* EXERCISE INSTRUCTIONS
Write out every single entry exactly.

--- start TASK DATA ---

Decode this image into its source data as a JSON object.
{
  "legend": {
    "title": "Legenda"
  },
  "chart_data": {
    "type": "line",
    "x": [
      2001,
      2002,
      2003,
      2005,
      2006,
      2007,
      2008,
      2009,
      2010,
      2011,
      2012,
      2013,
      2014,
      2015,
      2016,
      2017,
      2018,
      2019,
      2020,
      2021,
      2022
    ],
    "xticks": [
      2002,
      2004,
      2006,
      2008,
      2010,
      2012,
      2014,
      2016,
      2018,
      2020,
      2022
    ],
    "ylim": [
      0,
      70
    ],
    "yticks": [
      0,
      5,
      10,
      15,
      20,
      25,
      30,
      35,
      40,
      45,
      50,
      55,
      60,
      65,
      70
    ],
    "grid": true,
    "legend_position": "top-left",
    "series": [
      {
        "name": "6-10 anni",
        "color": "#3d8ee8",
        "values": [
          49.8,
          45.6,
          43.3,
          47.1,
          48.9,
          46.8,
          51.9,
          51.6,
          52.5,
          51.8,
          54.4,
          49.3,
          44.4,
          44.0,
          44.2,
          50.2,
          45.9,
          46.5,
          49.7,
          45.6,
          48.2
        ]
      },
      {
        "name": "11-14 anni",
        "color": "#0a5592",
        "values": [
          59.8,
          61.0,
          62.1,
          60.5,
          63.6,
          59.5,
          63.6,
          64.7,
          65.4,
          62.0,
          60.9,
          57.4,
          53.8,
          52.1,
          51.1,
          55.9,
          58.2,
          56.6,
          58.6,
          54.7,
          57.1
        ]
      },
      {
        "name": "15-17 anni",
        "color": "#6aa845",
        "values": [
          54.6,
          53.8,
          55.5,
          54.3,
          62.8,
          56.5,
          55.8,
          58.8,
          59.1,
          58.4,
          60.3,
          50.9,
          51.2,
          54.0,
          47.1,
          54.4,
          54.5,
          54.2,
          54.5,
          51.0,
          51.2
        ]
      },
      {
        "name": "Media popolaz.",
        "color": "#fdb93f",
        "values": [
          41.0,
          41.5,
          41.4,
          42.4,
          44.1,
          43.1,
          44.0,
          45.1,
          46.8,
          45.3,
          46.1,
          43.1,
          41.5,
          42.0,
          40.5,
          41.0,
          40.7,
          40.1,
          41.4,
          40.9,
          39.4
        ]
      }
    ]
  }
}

--- end TASK DATA ---

* IN RESPONSE
Decode this image into its source data as a JSON object.
{
  "legend": {
    "title": "Legenda"
  },
  "chart_data": {
    "type": "line",
    "x": [
      2001,
      2002,
      2003,
      2005,
      2006,
      2007,
      2008,
      2009,
      2010,
      2011,
      2012,
      2013,
      2014,
      2015,
      2016,
      2017,
      2018,
      2019,
      2020,
      2021,
      2022
    ],
    "xticks": [
      2002,
      2004,
      2006,
      2008,
      2010,
      2012,
      2014,
      2016,
      2018,
      2020,
      2022
    ],
    "ylim": [
      0,
      70
    ],
    "yticks": [
      0,
      5,
      10,
      15,
      20,
      25,
      30,
      35,
      40,
      45,
      50,
      55,
      60,
      65,
      70
    ],
    "grid": true,
    "legend_position": "top-left",
    "series": [
      {
        "name": "6-10 anni",
        "color": "#3d8ee8",
        "values": [
          49.8,
          45.6,
          43.3,
          47.1,
          48.9,
          46.8,
          51.9,
          51.6,
          52.5,
          51.8,
          54.4,
          49.3,
          44.4,
          44.0,
          44.2,
          50.2,
          45.9,
          46.5,
          49.7,
          45.6,
          48.2
        ]
      },
      {
        "name": "11-14 anni",
        "color": "#0a5592",
        "values": [
          59.8,
          61.0,
          62.1,
          60.5,
          63.6,
          59.5,
          63.6,
          64.7,
          65.4,
          62.0,
          60.9,
          57.4,
          53.8,
          52.1,
          51.1,
          55.9,
          58.2,
          56.6,
          58.6,
          54.7,
          57.1
        ]
      },
      {
        "name": "15-17 anni",
        "color": "#6aa845",
        "values": [
          54.6,
          53.8,
          55.5,
          54.3,
          62.8,
          56.5,
          55.8,
          58.8,
          59.1,
          58.4,
          60.3,
          50.9,
          51.2,
          54.0,
          47.1,
          54.4,
          54.5,
          54.2,
          54.5,
          51.0,
          51.2
        ]
      },
      {
        "name": "Media popolaz.",
        "color": "#fdb93f",
        "values": [
          41.0,
          41.5,
          41.4,
          42.4,
          44.1,
          43.1,
          44.0,
          45.1,
          46.8,
          45.3,
          46.1,
          43.1,
          41.5,
          42.0,
          40.5,
          41.0,
          40.7,
          40.1,
          41.4,
          40.9,
          39.4
        ]
      }
    ]
  }
}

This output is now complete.